* What needs to be done:
Copy each line of the listing below exactly.

───── Records to process

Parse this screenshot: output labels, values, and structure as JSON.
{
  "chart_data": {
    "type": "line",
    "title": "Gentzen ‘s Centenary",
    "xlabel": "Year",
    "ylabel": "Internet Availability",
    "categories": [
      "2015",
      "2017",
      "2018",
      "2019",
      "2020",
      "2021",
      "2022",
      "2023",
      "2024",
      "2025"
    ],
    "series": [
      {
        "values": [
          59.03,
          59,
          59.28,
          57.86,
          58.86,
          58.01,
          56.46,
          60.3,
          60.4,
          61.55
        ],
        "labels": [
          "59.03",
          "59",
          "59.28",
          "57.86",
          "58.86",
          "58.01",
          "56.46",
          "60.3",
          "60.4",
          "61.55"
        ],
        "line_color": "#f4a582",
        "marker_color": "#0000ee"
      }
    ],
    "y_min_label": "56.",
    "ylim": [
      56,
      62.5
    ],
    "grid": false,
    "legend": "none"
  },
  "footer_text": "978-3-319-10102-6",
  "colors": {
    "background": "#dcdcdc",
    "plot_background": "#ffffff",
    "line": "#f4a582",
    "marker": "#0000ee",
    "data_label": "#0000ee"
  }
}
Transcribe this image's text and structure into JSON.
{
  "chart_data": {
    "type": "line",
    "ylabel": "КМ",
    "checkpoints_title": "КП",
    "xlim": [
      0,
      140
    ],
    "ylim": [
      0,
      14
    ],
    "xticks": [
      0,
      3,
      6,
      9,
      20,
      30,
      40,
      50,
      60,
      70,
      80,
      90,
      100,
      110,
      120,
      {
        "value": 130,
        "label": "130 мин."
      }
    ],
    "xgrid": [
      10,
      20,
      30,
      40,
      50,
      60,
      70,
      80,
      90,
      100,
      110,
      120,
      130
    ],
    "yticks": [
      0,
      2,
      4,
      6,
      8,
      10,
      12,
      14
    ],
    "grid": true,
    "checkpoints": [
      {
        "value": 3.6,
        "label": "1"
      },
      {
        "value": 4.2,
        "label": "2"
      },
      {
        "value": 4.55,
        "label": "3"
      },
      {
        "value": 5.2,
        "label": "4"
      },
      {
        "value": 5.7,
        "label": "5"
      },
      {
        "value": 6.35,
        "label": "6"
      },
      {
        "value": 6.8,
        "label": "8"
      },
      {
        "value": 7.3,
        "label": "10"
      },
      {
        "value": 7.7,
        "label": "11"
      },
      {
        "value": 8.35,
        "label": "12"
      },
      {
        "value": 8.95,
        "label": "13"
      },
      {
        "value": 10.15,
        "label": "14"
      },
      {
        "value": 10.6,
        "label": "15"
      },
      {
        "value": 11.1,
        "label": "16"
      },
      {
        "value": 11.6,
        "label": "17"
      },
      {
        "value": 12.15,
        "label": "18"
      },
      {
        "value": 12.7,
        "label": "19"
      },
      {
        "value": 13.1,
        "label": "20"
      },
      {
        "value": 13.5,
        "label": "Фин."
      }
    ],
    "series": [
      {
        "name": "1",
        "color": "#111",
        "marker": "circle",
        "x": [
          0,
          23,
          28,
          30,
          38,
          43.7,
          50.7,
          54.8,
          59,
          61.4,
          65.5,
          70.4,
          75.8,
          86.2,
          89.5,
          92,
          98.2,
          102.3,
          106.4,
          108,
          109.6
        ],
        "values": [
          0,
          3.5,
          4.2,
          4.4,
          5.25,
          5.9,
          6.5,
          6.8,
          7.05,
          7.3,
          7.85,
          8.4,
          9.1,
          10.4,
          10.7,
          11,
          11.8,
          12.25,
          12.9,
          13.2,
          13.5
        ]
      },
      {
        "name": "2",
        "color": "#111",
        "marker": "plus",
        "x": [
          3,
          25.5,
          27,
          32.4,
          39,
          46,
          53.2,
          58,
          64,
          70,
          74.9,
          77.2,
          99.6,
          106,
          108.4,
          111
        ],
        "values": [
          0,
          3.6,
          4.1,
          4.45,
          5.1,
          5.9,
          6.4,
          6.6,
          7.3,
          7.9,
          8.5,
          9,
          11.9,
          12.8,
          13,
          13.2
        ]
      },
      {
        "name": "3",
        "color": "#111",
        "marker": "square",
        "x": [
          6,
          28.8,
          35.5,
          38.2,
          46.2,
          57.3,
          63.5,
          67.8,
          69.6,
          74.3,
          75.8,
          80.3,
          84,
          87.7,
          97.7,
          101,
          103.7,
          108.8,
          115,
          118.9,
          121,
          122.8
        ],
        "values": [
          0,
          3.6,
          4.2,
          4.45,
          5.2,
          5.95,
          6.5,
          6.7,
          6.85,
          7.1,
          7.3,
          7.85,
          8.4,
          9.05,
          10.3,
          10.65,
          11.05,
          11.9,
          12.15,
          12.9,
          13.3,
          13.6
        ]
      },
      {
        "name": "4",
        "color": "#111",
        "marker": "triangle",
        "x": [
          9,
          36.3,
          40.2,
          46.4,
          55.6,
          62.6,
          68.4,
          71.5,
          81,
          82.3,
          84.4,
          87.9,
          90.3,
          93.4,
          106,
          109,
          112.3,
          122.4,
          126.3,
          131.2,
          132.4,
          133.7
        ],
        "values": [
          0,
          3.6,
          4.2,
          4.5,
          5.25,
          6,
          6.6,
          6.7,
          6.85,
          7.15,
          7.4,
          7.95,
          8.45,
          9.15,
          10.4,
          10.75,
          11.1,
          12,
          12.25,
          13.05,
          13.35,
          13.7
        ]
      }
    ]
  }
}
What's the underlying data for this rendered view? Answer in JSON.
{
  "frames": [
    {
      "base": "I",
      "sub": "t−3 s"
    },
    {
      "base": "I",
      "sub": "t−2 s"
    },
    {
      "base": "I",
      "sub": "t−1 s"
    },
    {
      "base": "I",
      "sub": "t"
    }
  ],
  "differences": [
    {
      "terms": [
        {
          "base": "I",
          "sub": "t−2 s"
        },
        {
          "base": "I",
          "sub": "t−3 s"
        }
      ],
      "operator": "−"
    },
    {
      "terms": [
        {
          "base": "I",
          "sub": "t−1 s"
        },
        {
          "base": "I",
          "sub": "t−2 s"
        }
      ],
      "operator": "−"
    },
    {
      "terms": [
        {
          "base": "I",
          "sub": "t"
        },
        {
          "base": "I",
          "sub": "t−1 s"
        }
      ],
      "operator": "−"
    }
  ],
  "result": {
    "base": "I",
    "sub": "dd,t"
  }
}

──────────

* Problem solution:
Parse this screenshot: output labels, values, and structure as JSON.
{
  "chart_data": {
    "type": "line",
    "title": "Gentzen ‘s Centenary",
    "xlabel": "Year",
    "ylabel": "Internet Availability",
    "categories": [
      "2015",
      "2017",
      "2018",
      "2019",
      "2020",
      "2021",
      "2022",
      "2023",
      "2024",
      "2025"
    ],
    "series": [
      {
        "values": [
          59.03,
          59,
          59.28,
          57.86,
          58.86,
          58.01,
          56.46,
          60.3,
          60.4,
          61.55
        ],
        "labels": [
          "59.03",
          "59",
          "59.28",
          "57.86",
          "58.86",
          "58.01",
          "56.46",
          "60.3",
          "60.4",
          "61.55"
        ],
        "line_color": "#f4a582",
        "marker_color": "#0000ee"
      }
    ],
    "y_min_label": "56.",
    "ylim": [
      56,
      62.5
    ],
    "grid": false,
    "legend": "none"
  },
  "footer_text": "978-3-319-10102-6",
  "colors": {
    "background": "#dcdcdc",
    "plot_background": "#ffffff",
    "line": "#f4a582",
    "marker": "#0000ee",
    "data_label": "#0000ee"
  }
}
Transcribe this image's text and structure into JSON.
{
  "chart_data": {
    "type": "line",
    "ylabel": "КМ",
    "checkpoints_title": "КП",
    "xlim": [
      0,
      140
    ],
    "ylim": [
      0,
      14
    ],
    "xticks": [
      0,
      3,
      6,
      9,
      20,
      30,
      40,
      50,
      60,
      70,
      80,
      90,
      100,
      110,
      120,
      {
        "value": 130,
        "label": "130 мин."
      }
    ],
    "xgrid": [
      10,
      20,
      30,
      40,
      50,
      60,
      70,
      80,
      90,
      100,
      110,
      120,
      130
    ],
    "yticks": [
      0,
      2,
      4,
      6,
      8,
      10,
      12,
      14
    ],
    "grid": true,
    "checkpoints": [
      {
        "value": 3.6,
        "label": "1"
      },
      {
        "value": 4.2,
        "label": "2"
      },
      {
        "value": 4.55,
        "label": "3"
      },
      {
        "value": 5.2,
        "label": "4"
      },
      {
        "value": 5.7,
        "label": "5"
      },
      {
        "value": 6.35,
        "label": "6"
      },
      {
        "value": 6.8,
        "label": "8"
      },
      {
        "value": 7.3,
        "label": "10"
      },
      {
        "value": 7.7,
        "label": "11"
      },
      {
        "value": 8.35,
        "label": "12"
      },
      {
        "value": 8.95,
        "label": "13"
      },
      {
        "value": 10.15,
        "label": "14"
      },
      {
        "value": 10.6,
        "label": "15"
      },
      {
        "value": 11.1,
        "label": "16"
      },
      {
        "value": 11.6,
        "label": "17"
      },
      {
        "value": 12.15,
        "label": "18"
      },
      {
        "value": 12.7,
        "label": "19"
      },
      {
        "value": 13.1,
        "label": "20"
      },
      {
        "value": 13.5,
        "label": "Фин."
      }
    ],
    "series": [
      {
        "name": "1",
        "color": "#111",
        "marker": "circle",
        "x": [
          0,
          23,
          28,
          30,
          38,
          43.7,
          50.7,
          54.8,
          59,
          61.4,
          65.5,
          70.4,
          75.8,
          86.2,
          89.5,
          92,
          98.2,
          102.3,
          106.4,
          108,
          109.6
        ],
        "values": [
          0,
          3.5,
          4.2,
          4.4,
          5.25,
          5.9,
          6.5,
          6.8,
          7.05,
          7.3,
          7.85,
          8.4,
          9.1,
          10.4,
          10.7,
          11,
          11.8,
          12.25,
          12.9,
          13.2,
          13.5
        ]
      },
      {
        "name": "2",
        "color": "#111",
        "marker": "plus",
        "x": [
          3,
          25.5,
          27,
          32.4,
          39,
          46,
          53.2,
          58,
          64,
          70,
          74.9,
          77.2,
          99.6,
          106,
          108.4,
          111
        ],
        "values": [
          0,
          3.6,
          4.1,
          4.45,
          5.1,
          5.9,
          6.4,
          6.6,
          7.3,
          7.9,
          8.5,
          9,
          11.9,
          12.8,
          13,
          13.2
        ]
      },
      {
        "name": "3",
        "color": "#111",
        "marker": "square",
        "x": [
          6,
          28.8,
          35.5,
          38.2,
          46.2,
          57.3,
          63.5,
          67.8,
          69.6,
          74.3,
          75.8,
          80.3,
          84,
          87.7,
          97.7,
          101,
          103.7,
          108.8,
          115,
          118.9,
          121,
          122.8
        ],
        "values": [
          0,
          3.6,
          4.2,
          4.45,
          5.2,
          5.95,
          6.5,
          6.7,
          6.85,
          7.1,
          7.3,
          7.85,
          8.4,
          9.05,
          10.3,
          10.65,
          11.05,
          11.9,
          12.15,
          12.9,
          13.3,
          13.6
        ]
      },
      {
        "name": "4",
        "color": "#111",
        "marker": "triangle",
        "x": [
          9,
          36.3,
          40.2,
          46.4,
          55.6,
          62.6,
          68.4,
          71.5,
          81,
          82.3,
          84.4,
          87.9,
          90.3,
          93.4,
          106,
          109,
          112.3,
          122.4,
          126.3,
          131.2,
          132.4,
          133.7
        ],
        "values": [
          0,
          3.6,
          4.2,
          4.5,
          5.25,
          6,
          6.6,
          6.7,
          6.85,
          7.15,
          7.4,
          7.95,
          8.45,
          9.15,
          10.4,
          10.75,
          11.1,
          12,
          12.25,
          13.05,
          13.35,
          13.7
        ]
      }
    ]
  }
}
What's the underlying data for this rendered view? Answer in JSON.
{
  "frames": [
    {
      "base": "I",
      "sub": "t−3 s"
    },
    {
      "base": "I",
      "sub": "t−2 s"
    },
    {
      "base": "I",
      "sub": "t−1 s"
    },
    {
      "base": "I",
      "sub": "t"
    }
  ],
  "differences": [
    {
      "terms": [
        {
          "base": "I",
          "sub": "t−2 s"
        },
        {
          "base": "I",
          "sub": "t−3 s"
        }
      ],
      "operator": "−"
    },
    {
      "terms": [
        {
          "base": "I",
          "sub": "t−1 s"
        },
        {
          "base": "I",
          "sub": "t−2 s"
        }
      ],
      "operator": "−"
    },
    {
      "terms": [
        {
          "base": "I",
          "sub": "t"
        },
        {
          "base": "I",
          "sub": "t−1 s"
        }
      ],
      "operator": "−"
    }
  ],
  "result": {
    "base": "I",
    "sub": "dd,t"
  }
}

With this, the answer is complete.